* [Required task]
Set down each line of the material that follows, exactly, with no pictures.

Records contained in a dataset
· · · · · · ·

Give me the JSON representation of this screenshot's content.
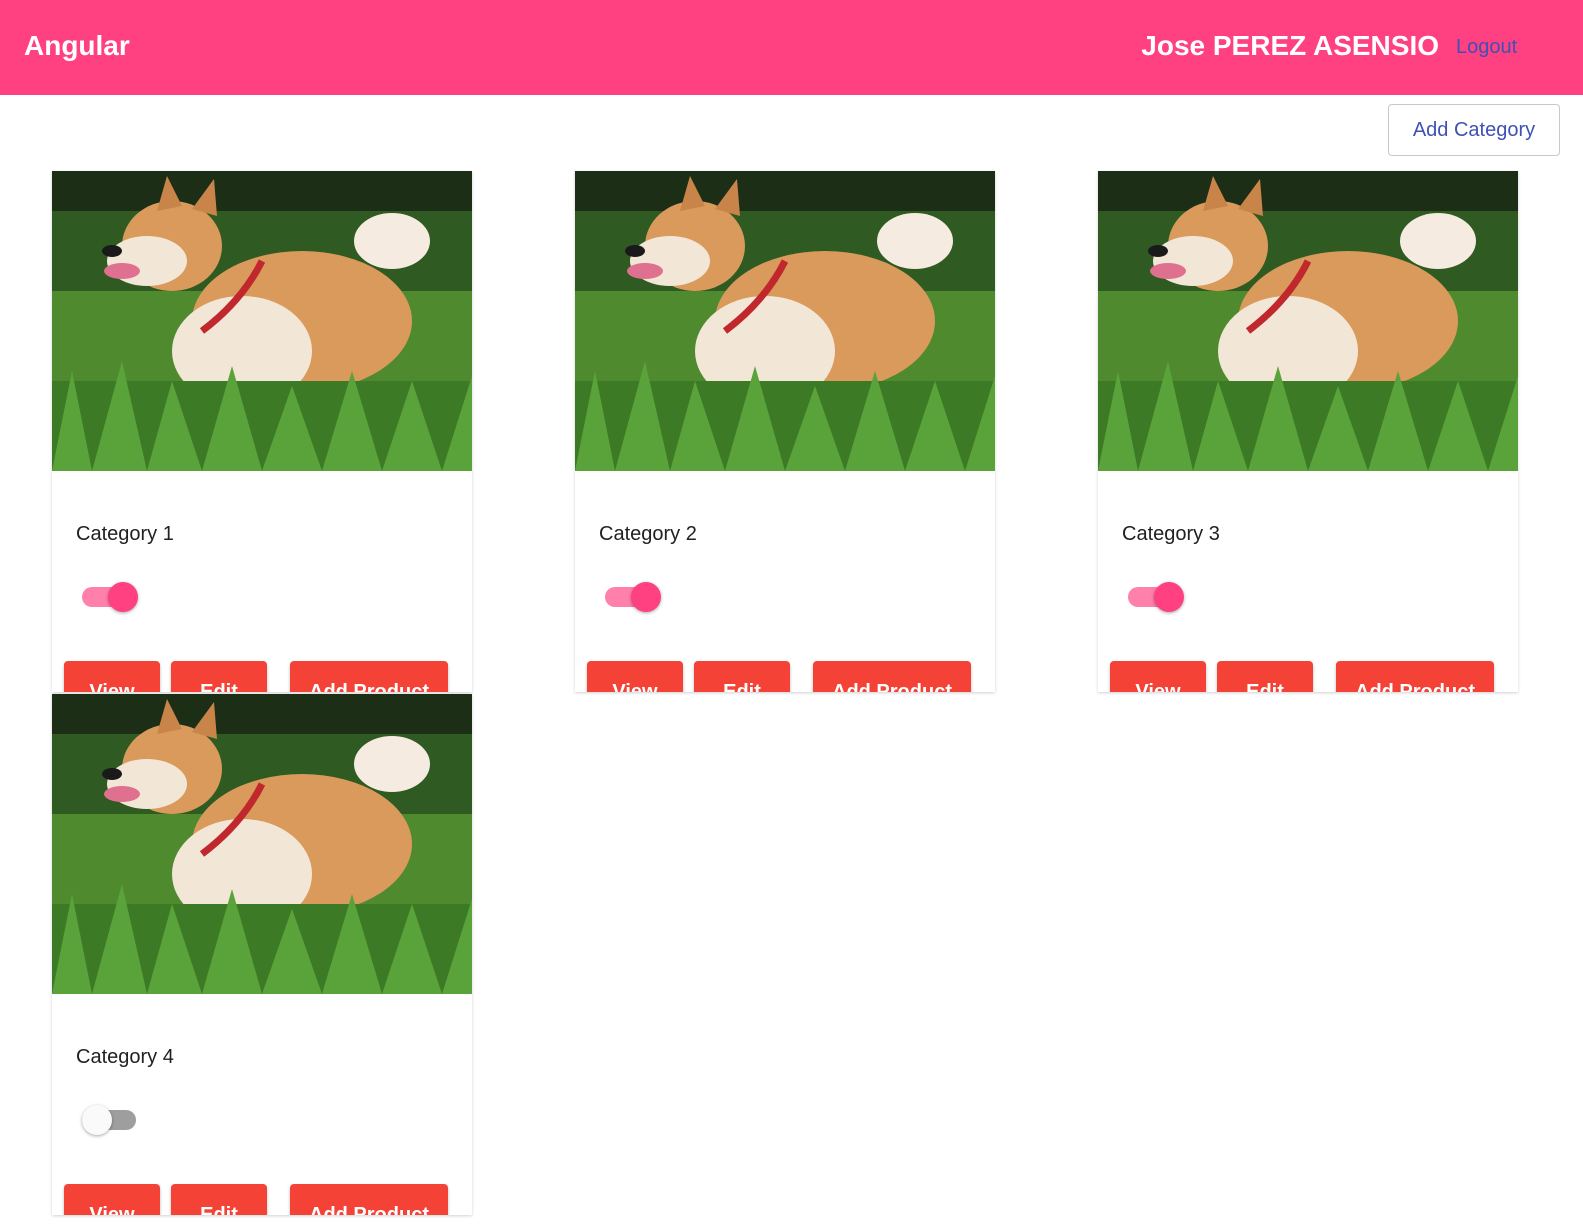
{
  "header": {
    "app_title": "Angular",
    "user_name": "Jose PEREZ ASENSIO",
    "logout_label": "Logout",
    "background_color": "#ff4081",
    "link_color": "#3f51b5"
  },
  "actions": {
    "add_category_label": "Add Category"
  },
  "categories": [
    {
      "name": "Category 1",
      "enabled": true,
      "view_label": "View",
      "edit_label": "Edit",
      "add_product_label": "Add Product"
    },
    {
      "name": "Category 2",
      "enabled": true,
      "view_label": "View",
      "edit_label": "Edit",
      "add_product_label": "Add Product"
    },
    {
      "name": "Category 3",
      "enabled": true,
      "view_label": "View",
      "edit_label": "Edit",
      "add_product_label": "Add Product"
    },
    {
      "name": "Category 4",
      "enabled": false,
      "view_label": "View",
      "edit_label": "Edit",
      "add_product_label": "Add Product"
    }
  ],
  "colors": {
    "button": "#f44336",
    "toggle_on": "#ff4081",
    "toggle_off": "#9e9e9e"
  }
}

· · · · · · ·

* [Completed exercise]
Give me the JSON representation of this screenshot's content.
{
  "header": {
    "app_title": "Angular",
    "user_name": "Jose PEREZ ASENSIO",
    "logout_label": "Logout",
    "background_color": "#ff4081",
    "link_color": "#3f51b5"
  },
  "actions": {
    "add_category_label": "Add Category"
  },
  "categories": [
    {
      "name": "Category 1",
      "enabled": true,
      "view_label": "View",
      "edit_label": "Edit",
      "add_product_label": "Add Product"
    },
    {
      "name": "Category 2",
      "enabled": true,
      "view_label": "View",
      "edit_label": "Edit",
      "add_product_label": "Add Product"
    },
    {
      "name": "Category 3",
      "enabled": true,
      "view_label": "View",
      "edit_label": "Edit",
      "add_product_label": "Add Product"
    },
    {
      "name": "Category 4",
      "enabled": false,
      "view_label": "View",
      "edit_label": "Edit",
      "add_product_label": "Add Product"
    }
  ],
  "colors": {
    "button": "#f44336",
    "toggle_on": "#ff4081",
    "toggle_off": "#9e9e9e"
  }
}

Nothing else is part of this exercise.